What this task involves:
Extract every line from the records below that contains the word "CRESCENT".

□ □ □ □ □

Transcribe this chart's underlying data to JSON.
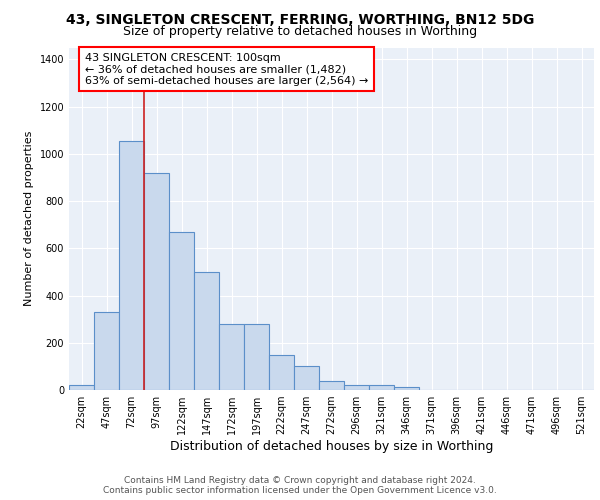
{
  "title1": "43, SINGLETON CRESCENT, FERRING, WORTHING, BN12 5DG",
  "title2": "Size of property relative to detached houses in Worthing",
  "xlabel": "Distribution of detached houses by size in Worthing",
  "ylabel": "Number of detached properties",
  "categories": [
    "22sqm",
    "47sqm",
    "72sqm",
    "97sqm",
    "122sqm",
    "147sqm",
    "172sqm",
    "197sqm",
    "222sqm",
    "247sqm",
    "272sqm",
    "296sqm",
    "321sqm",
    "346sqm",
    "371sqm",
    "396sqm",
    "421sqm",
    "446sqm",
    "471sqm",
    "496sqm",
    "521sqm"
  ],
  "values": [
    20,
    330,
    1055,
    920,
    670,
    500,
    280,
    280,
    150,
    100,
    40,
    20,
    20,
    12,
    0,
    0,
    0,
    0,
    0,
    0,
    0
  ],
  "bar_color": "#c9d9ed",
  "bar_edge_color": "#5b8fc9",
  "vline_color": "#cc2222",
  "vline_x": 2.5,
  "annotation_text": "43 SINGLETON CRESCENT: 100sqm\n← 36% of detached houses are smaller (1,482)\n63% of semi-detached houses are larger (2,564) →",
  "ylim": [
    0,
    1450
  ],
  "yticks": [
    0,
    200,
    400,
    600,
    800,
    1000,
    1200,
    1400
  ],
  "bg_color": "#eaf0f8",
  "footer": "Contains HM Land Registry data © Crown copyright and database right 2024.\nContains public sector information licensed under the Open Government Licence v3.0.",
  "title1_fontsize": 10,
  "title2_fontsize": 9,
  "xlabel_fontsize": 9,
  "ylabel_fontsize": 8,
  "tick_fontsize": 7,
  "annotation_fontsize": 8,
  "footer_fontsize": 6.5
}
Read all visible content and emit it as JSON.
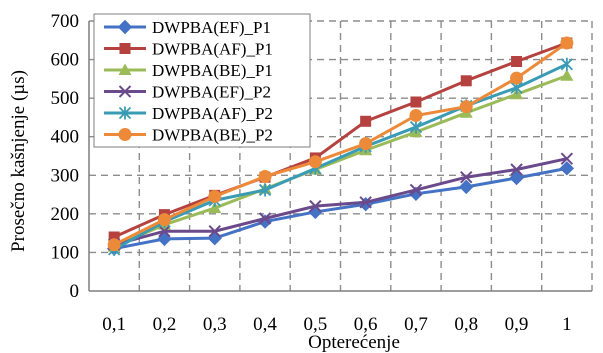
{
  "chart_data": {
    "type": "line",
    "xlabel": "Opterećenje",
    "ylabel": "Prosečno kašnjenje (µs)",
    "categories": [
      "0,1",
      "0,2",
      "0,3",
      "0,4",
      "0,5",
      "0,6",
      "0,7",
      "0,8",
      "0,9",
      "1"
    ],
    "ylim": [
      0,
      700
    ],
    "yticks": [
      "0",
      "100",
      "200",
      "300",
      "400",
      "500",
      "600",
      "700"
    ],
    "grid": true,
    "legend_position": "top-left",
    "series": [
      {
        "name": "DWPBA(EF)_P1",
        "color": "#4472c4",
        "marker": "diamond",
        "values": [
          110,
          135,
          137,
          180,
          205,
          225,
          252,
          270,
          293,
          318
        ]
      },
      {
        "name": "DWPBA(AF)_P1",
        "color": "#b5423f",
        "marker": "square",
        "values": [
          140,
          198,
          248,
          295,
          345,
          440,
          490,
          545,
          595,
          643
        ]
      },
      {
        "name": "DWPBA(BE)_P1",
        "color": "#9bbb59",
        "marker": "triangle",
        "values": [
          115,
          172,
          215,
          265,
          315,
          365,
          412,
          462,
          510,
          558
        ]
      },
      {
        "name": "DWPBA(EF)_P2",
        "color": "#6b4a8c",
        "marker": "x",
        "values": [
          120,
          155,
          155,
          188,
          220,
          230,
          262,
          295,
          315,
          343
        ]
      },
      {
        "name": "DWPBA(AF)_P2",
        "color": "#3a9bb5",
        "marker": "asterisk",
        "values": [
          108,
          180,
          235,
          262,
          318,
          375,
          425,
          480,
          527,
          588
        ]
      },
      {
        "name": "DWPBA(BE)_P2",
        "color": "#ed8a3a",
        "marker": "circle",
        "values": [
          120,
          185,
          245,
          297,
          335,
          382,
          455,
          478,
          552,
          643
        ]
      }
    ]
  }
}
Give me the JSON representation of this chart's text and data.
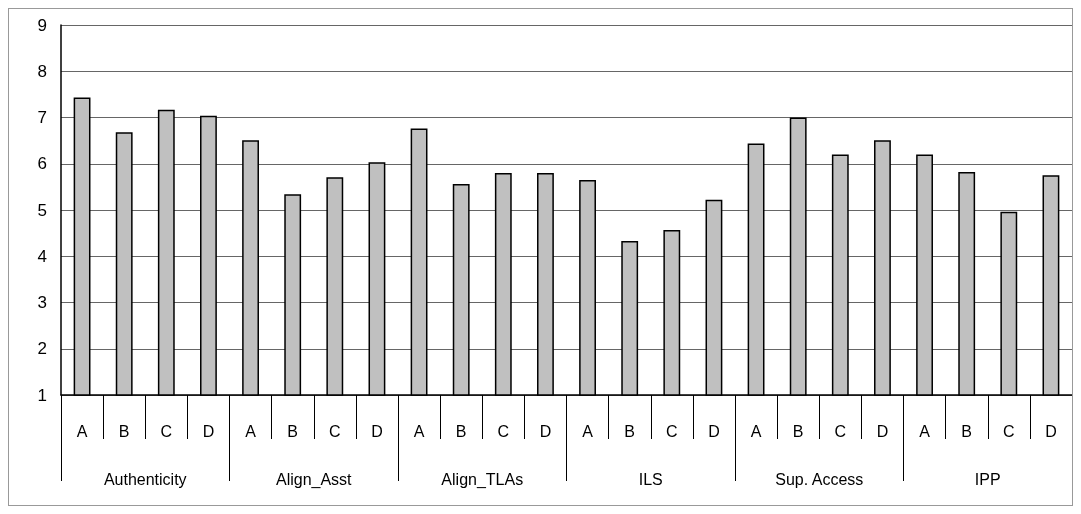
{
  "chart_data": {
    "type": "bar",
    "categories": [
      "A",
      "B",
      "C",
      "D",
      "A",
      "B",
      "C",
      "D",
      "A",
      "B",
      "C",
      "D",
      "A",
      "B",
      "C",
      "D",
      "A",
      "B",
      "C",
      "D",
      "A",
      "B",
      "C",
      "D"
    ],
    "values": [
      7.43,
      6.68,
      7.17,
      7.04,
      6.51,
      5.34,
      5.71,
      6.03,
      6.76,
      5.56,
      5.8,
      5.8,
      5.65,
      4.33,
      4.57,
      5.22,
      6.44,
      7.0,
      6.2,
      6.51,
      6.2,
      5.82,
      4.96,
      5.75
    ],
    "color": "#c0c0c0",
    "annotations": [
      "Authenticity",
      "Align_Asst",
      "Align_TLAs",
      "ILS",
      "Sup. Access",
      "IPP"
    ],
    "ylim": [
      1,
      9
    ],
    "yticks": [
      1,
      2,
      3,
      4,
      5,
      6,
      7,
      8,
      9
    ],
    "grid": "y"
  }
}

□ □ □ □ □

Result of the exercise:
  "title1": "43, SINGLETON CRESCENT, FERRING, WORTHING, BN12 5DG",
  "annotation_text": "43 SINGLETON CRESCENT: 100sqm\n← 36% of detached houses are smaller (1,482)\n63% of semi-detached houses are larger (2,564) →",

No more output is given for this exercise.